— begin ENTRIES SUPPLIED —

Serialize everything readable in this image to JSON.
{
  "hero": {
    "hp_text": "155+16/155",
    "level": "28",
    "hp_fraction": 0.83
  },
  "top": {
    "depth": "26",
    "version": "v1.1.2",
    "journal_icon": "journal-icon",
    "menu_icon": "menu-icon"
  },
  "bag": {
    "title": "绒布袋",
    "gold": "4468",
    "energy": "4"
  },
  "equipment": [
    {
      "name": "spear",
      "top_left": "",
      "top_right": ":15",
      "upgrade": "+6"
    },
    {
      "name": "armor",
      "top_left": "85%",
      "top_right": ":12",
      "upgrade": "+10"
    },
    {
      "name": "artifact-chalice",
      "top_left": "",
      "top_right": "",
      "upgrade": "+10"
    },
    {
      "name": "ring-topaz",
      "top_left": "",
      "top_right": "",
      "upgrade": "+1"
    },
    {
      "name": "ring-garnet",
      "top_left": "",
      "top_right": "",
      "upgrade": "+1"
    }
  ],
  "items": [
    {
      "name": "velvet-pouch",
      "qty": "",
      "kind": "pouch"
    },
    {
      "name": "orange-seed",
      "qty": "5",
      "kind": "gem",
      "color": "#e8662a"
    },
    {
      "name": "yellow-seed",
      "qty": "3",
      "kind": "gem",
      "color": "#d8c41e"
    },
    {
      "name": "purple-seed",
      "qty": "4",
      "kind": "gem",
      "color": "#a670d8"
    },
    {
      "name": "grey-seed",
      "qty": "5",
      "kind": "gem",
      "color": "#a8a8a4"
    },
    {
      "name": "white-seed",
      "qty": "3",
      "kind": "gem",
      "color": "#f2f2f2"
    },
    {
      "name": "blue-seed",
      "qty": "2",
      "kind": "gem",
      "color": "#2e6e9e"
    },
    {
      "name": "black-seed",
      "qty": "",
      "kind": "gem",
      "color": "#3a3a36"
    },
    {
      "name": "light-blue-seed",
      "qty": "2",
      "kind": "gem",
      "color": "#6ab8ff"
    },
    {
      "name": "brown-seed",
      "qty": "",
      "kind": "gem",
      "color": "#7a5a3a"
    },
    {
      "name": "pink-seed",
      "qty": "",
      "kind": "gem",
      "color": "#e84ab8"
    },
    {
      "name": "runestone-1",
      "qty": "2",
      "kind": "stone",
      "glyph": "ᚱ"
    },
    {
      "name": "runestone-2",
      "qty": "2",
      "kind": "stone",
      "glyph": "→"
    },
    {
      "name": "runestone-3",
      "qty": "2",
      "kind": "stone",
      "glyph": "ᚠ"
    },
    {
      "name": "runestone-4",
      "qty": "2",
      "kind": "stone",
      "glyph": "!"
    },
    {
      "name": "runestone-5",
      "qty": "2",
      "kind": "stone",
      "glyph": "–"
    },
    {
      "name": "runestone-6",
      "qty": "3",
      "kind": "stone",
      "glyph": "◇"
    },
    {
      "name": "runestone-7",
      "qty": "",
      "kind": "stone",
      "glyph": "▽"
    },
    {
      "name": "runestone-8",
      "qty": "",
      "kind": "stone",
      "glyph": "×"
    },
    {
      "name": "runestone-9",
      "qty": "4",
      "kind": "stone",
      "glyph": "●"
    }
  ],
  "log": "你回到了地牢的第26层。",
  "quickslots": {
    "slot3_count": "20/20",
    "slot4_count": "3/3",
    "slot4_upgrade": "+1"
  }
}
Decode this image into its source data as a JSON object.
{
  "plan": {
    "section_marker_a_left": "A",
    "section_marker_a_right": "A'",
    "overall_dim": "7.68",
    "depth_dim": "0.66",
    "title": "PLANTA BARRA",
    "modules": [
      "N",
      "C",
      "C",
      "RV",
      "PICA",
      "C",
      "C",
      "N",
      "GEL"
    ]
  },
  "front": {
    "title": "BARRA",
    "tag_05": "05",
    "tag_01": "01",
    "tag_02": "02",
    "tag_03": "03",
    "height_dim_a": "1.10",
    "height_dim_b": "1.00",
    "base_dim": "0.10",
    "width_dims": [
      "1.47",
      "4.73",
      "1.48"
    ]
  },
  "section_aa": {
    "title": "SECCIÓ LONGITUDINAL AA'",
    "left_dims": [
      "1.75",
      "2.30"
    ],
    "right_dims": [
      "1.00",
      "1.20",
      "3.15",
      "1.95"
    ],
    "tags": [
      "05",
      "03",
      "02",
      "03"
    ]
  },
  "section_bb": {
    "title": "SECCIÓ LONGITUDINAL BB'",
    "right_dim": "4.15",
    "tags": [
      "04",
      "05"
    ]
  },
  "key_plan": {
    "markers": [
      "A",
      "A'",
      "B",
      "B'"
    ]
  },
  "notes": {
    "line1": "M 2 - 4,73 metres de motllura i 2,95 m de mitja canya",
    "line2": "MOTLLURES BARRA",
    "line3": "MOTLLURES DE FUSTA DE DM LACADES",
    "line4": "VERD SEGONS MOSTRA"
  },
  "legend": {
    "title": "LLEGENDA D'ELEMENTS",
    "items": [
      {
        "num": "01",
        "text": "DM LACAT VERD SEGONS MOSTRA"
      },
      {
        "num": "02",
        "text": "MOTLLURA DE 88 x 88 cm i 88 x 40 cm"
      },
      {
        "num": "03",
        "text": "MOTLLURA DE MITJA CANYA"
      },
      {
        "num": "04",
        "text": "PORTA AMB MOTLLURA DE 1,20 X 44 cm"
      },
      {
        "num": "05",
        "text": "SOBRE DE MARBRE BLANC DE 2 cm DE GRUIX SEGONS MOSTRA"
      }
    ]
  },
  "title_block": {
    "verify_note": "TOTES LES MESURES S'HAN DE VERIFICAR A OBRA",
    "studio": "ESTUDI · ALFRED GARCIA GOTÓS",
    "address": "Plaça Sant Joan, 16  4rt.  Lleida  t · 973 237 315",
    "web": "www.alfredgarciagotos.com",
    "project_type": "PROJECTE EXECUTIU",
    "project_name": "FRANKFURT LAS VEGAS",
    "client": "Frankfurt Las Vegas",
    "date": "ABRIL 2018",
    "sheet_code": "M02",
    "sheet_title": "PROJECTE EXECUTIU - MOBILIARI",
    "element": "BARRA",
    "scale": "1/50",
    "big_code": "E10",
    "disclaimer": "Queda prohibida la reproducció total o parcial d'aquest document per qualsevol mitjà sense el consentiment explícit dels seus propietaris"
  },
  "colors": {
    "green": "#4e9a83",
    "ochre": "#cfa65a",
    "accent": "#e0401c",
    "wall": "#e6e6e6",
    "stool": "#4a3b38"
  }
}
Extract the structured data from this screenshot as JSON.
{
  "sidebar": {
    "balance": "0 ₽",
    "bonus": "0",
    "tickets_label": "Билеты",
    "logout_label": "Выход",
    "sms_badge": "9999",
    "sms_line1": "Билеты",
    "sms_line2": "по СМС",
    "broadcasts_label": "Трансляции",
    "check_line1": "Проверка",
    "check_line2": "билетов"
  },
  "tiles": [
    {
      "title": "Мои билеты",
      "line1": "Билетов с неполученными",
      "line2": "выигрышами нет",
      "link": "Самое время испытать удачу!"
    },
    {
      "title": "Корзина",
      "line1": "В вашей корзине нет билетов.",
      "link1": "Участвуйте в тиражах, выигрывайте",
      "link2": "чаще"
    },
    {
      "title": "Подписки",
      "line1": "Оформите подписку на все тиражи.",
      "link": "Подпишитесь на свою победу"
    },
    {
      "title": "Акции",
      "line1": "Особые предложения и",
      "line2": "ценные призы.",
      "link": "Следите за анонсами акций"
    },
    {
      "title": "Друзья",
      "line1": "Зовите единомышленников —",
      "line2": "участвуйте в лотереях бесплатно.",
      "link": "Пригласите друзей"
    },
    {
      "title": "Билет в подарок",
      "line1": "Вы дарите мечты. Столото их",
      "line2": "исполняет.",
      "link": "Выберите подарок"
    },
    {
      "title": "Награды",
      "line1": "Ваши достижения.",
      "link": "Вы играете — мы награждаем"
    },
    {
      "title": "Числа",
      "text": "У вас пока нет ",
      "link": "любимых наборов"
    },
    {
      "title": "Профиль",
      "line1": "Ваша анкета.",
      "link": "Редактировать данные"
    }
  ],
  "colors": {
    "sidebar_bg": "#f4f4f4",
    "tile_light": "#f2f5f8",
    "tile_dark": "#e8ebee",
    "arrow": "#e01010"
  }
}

— end ENTRIES SUPPLIED —

- [WHAT YOU SHOULD DO] Gather each line of the listing containing the word "VERD" and show it.

- [ANSWER IN FULL]
    "line4": "VERD SEGONS MOSTRA"
        "text": "DM LACAT VERD SEGONS MOSTRA"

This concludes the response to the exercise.